- Venue: Deutschlandhalle
- Dates: 6–9 August 1936
- Competitors: 19 from 19 nations

Medalists
- 1st place, gold medalist(s):  / Yaşar Erkan / Turkey
- 2nd place, silver medalist(s):  / Aarne Reini / Finland
- 3rd place, bronze medalist(s):  / Einar Karlsson / Sweden

= Wrestling at the 1936 Summer Olympics – Men's Greco-Roman featherweight =

The men's Greco-Roman featherweight competition at the 1936 Summer Olympics in Berlin took place from 6 August to 9 August at the Deutschlandhalle. Nations were limited to one competitor. This weight class was limited to wrestlers weighing up to 61 kg.

This Greco-Roman wrestling competition continued to use the "bad points" elimination system introduced at the 1928 Summer Olympics, with a slight modification. Each round featured all wrestlers pairing off and wrestling one bout (with one wrestler having a bye if there were an odd number). The loser received 3 points if the loss was by fall or unanimous decision and 2 points if the decision was 2-1 (this was the modification from prior years, where all losses were 3 points). The winner received 1 point if the win was by decision and 0 points if the win was by fall. At the end of each round, any wrestler with at least 5 points was eliminated.

==Schedule==

| Date | Event |
|---|---|
| 6 August 1936 | Round 1 |
| 7 August 1936 | Round 2 Round 3 |
| 8 August 1936 | Round 4 |
| 9 August 1936 | Round 5 Round 6 Round 7 |

==Results==

===Round 1===

Six wrestlers made it through the first round with 0 bad points, 5 by wins via fall (or opponent withdrawal) and 1 through a bye. The four other winners by decision each received 1 point. Sestak lost by a split decision and received 2 points. Seven of the eight remaining losers were defeated by fall or unanimous decision and received 3 points. Nielsen was unable to finish his bout due to injury and withdrew. Scherpenisse also withdrew after his bout.

— GIVEN PROBLEM A —
In the records, rename "day-number" to "day-label" from the first line through the line that contains "day-detail: Sunrise: 7:29", including both ends, and leave everything else unchanged. Give only those lines.

Annotated element listings:
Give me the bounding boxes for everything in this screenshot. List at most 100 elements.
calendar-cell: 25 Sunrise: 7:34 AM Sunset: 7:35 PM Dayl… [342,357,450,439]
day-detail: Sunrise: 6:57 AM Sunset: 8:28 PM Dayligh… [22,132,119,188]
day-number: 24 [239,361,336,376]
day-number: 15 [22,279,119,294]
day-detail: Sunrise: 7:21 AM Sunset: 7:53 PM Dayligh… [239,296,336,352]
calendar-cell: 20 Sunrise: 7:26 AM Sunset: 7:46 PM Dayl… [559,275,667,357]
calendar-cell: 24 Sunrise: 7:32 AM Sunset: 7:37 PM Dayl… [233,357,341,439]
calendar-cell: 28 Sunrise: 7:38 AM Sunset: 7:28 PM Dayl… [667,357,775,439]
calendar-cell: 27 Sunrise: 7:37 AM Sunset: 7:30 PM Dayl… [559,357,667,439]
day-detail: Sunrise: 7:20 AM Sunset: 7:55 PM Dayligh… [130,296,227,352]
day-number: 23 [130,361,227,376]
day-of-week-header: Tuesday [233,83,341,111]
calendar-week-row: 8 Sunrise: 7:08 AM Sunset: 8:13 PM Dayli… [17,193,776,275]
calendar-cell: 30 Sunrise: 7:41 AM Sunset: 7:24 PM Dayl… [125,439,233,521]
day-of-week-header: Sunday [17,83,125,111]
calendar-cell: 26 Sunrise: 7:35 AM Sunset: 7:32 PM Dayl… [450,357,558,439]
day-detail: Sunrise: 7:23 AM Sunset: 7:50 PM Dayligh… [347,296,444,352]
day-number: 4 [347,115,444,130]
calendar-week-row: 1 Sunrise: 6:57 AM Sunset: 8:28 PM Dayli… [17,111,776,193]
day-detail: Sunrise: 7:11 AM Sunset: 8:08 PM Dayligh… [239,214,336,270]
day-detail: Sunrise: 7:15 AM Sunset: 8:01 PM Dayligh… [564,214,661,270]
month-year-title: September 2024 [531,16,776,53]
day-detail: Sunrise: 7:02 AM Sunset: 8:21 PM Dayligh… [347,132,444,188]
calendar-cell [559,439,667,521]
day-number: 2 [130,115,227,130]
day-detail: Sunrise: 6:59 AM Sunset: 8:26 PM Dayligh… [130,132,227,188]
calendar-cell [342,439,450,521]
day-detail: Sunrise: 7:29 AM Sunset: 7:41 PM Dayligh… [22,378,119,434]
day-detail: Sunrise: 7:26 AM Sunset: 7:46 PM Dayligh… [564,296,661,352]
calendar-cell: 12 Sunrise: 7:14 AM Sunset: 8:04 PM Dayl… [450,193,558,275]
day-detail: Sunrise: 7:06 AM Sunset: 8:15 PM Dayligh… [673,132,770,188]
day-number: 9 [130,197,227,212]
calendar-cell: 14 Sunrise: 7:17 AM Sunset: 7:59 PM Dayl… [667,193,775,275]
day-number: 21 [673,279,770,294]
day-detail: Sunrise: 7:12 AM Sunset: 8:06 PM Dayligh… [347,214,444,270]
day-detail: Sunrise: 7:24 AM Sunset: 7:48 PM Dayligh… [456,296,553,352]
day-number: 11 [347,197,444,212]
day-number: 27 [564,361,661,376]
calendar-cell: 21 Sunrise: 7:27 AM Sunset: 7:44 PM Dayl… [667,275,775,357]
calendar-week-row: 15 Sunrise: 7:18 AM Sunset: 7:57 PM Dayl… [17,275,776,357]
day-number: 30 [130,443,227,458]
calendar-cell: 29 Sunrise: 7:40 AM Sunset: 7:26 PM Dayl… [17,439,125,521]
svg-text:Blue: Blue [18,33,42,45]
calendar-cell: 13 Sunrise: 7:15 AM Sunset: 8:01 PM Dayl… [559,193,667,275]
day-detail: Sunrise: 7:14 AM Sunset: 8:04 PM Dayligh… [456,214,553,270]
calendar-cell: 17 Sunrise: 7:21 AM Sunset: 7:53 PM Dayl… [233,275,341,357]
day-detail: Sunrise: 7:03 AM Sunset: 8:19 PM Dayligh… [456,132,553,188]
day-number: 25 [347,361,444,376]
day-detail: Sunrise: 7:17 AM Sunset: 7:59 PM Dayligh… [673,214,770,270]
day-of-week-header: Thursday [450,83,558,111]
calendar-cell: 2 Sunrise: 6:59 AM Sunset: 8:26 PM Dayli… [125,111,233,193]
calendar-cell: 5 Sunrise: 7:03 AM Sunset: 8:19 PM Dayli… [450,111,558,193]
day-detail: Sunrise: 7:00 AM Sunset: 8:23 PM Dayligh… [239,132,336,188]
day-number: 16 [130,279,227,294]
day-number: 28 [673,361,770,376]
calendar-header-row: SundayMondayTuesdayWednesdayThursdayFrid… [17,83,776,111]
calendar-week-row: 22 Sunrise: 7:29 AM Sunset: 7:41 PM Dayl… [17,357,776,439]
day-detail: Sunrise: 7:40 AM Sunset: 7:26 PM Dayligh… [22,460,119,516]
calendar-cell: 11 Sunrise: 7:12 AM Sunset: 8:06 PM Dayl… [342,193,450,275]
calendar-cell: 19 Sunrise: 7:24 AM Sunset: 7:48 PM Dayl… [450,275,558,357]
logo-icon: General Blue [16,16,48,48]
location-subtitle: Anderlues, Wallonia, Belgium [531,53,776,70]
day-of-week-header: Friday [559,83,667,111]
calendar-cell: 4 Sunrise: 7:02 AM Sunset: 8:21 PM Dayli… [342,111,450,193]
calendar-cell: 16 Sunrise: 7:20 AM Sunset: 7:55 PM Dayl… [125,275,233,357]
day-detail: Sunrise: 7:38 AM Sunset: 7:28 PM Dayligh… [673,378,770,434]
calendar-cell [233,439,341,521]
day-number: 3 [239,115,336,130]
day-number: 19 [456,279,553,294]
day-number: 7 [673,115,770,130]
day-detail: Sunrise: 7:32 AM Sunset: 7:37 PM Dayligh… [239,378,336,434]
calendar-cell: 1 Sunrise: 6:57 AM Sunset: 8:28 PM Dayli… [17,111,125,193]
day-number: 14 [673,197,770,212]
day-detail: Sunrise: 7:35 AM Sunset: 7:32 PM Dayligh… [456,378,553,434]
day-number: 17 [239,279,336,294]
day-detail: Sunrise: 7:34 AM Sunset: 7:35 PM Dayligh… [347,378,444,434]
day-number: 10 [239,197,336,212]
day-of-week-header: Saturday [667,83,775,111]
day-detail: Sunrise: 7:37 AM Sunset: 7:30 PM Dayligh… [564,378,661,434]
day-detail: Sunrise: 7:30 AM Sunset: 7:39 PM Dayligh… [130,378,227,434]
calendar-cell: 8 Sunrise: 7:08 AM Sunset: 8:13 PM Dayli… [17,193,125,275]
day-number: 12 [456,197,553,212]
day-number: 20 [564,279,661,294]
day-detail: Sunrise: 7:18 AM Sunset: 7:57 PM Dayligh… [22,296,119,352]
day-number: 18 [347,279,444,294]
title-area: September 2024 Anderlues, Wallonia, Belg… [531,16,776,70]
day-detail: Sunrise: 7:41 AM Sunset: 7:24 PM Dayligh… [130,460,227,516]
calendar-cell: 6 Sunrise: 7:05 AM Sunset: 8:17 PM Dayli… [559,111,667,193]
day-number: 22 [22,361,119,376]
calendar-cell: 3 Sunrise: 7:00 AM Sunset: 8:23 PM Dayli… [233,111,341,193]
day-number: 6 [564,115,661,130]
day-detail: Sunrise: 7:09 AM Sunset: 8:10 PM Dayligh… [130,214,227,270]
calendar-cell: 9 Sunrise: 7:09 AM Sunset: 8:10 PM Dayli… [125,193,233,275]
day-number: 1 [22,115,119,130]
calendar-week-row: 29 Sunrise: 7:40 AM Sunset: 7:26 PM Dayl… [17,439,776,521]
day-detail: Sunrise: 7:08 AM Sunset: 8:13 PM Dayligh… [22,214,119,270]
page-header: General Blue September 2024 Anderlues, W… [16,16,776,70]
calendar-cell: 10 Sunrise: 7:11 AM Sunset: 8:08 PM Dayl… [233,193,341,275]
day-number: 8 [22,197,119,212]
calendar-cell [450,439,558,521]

— GIVEN PROBLEM B —
For each statement, say whether it agrees with the article on the 1936 Olympic Greco-Roman featherweight wrestling. Answer yes or no and quote the words that decide it. (i) Each nation could send two wrestlers in this weight class. (ii) A wrestler who lost by a 2-1 decision received 2 points. (iii) Nielsen withdrew because of an injury.

— SOLUTION A —
Give me the bounding boxes for everything in this screenshot. List at most 100 elements.
calendar-cell: 25 Sunrise: 7:34 AM Sunset: 7:35 PM Dayl… [342,357,450,439]
day-detail: Sunrise: 6:57 AM Sunset: 8:28 PM Dayligh… [22,132,119,188]
day-label: 24 [239,361,336,376]
day-label: 15 [22,279,119,294]
day-detail: Sunrise: 7:21 AM Sunset: 7:53 PM Dayligh… [239,296,336,352]
calendar-cell: 20 Sunrise: 7:26 AM Sunset: 7:46 PM Dayl… [559,275,667,357]
calendar-cell: 24 Sunrise: 7:32 AM Sunset: 7:37 PM Dayl… [233,357,341,439]
calendar-cell: 28 Sunrise: 7:38 AM Sunset: 7:28 PM Dayl… [667,357,775,439]
calendar-cell: 27 Sunrise: 7:37 AM Sunset: 7:30 PM Dayl… [559,357,667,439]
day-detail: Sunrise: 7:20 AM Sunset: 7:55 PM Dayligh… [130,296,227,352]
day-label: 23 [130,361,227,376]
day-of-week-header: Tuesday [233,83,341,111]
calendar-week-row: 8 Sunrise: 7:08 AM Sunset: 8:13 PM Dayli… [17,193,776,275]
calendar-cell: 30 Sunrise: 7:41 AM Sunset: 7:24 PM Dayl… [125,439,233,521]
day-of-week-header: Sunday [17,83,125,111]
calendar-cell: 26 Sunrise: 7:35 AM Sunset: 7:32 PM Dayl… [450,357,558,439]
day-detail: Sunrise: 7:23 AM Sunset: 7:50 PM Dayligh… [347,296,444,352]
day-label: 4 [347,115,444,130]
calendar-week-row: 1 Sunrise: 6:57 AM Sunset: 8:28 PM Dayli… [17,111,776,193]
day-detail: Sunrise: 7:11 AM Sunset: 8:08 PM Dayligh… [239,214,336,270]
day-detail: Sunrise: 7:15 AM Sunset: 8:01 PM Dayligh… [564,214,661,270]
month-year-title: September 2024 [531,16,776,53]
day-detail: Sunrise: 7:02 AM Sunset: 8:21 PM Dayligh… [347,132,444,188]
calendar-cell [559,439,667,521]
day-label: 2 [130,115,227,130]
day-detail: Sunrise: 6:59 AM Sunset: 8:26 PM Dayligh… [130,132,227,188]
calendar-cell [342,439,450,521]
day-detail: Sunrise: 7:29 AM Sunset: 7:41 PM Dayligh… [22,378,119,434]

— SOLUTION B —
(i) No: "Nations were limited to one competitor."
(ii) Yes: "2 points if the decision was 2-1"
(iii) Yes: "Nielsen was unable to finish his bout due to injury and withdrew."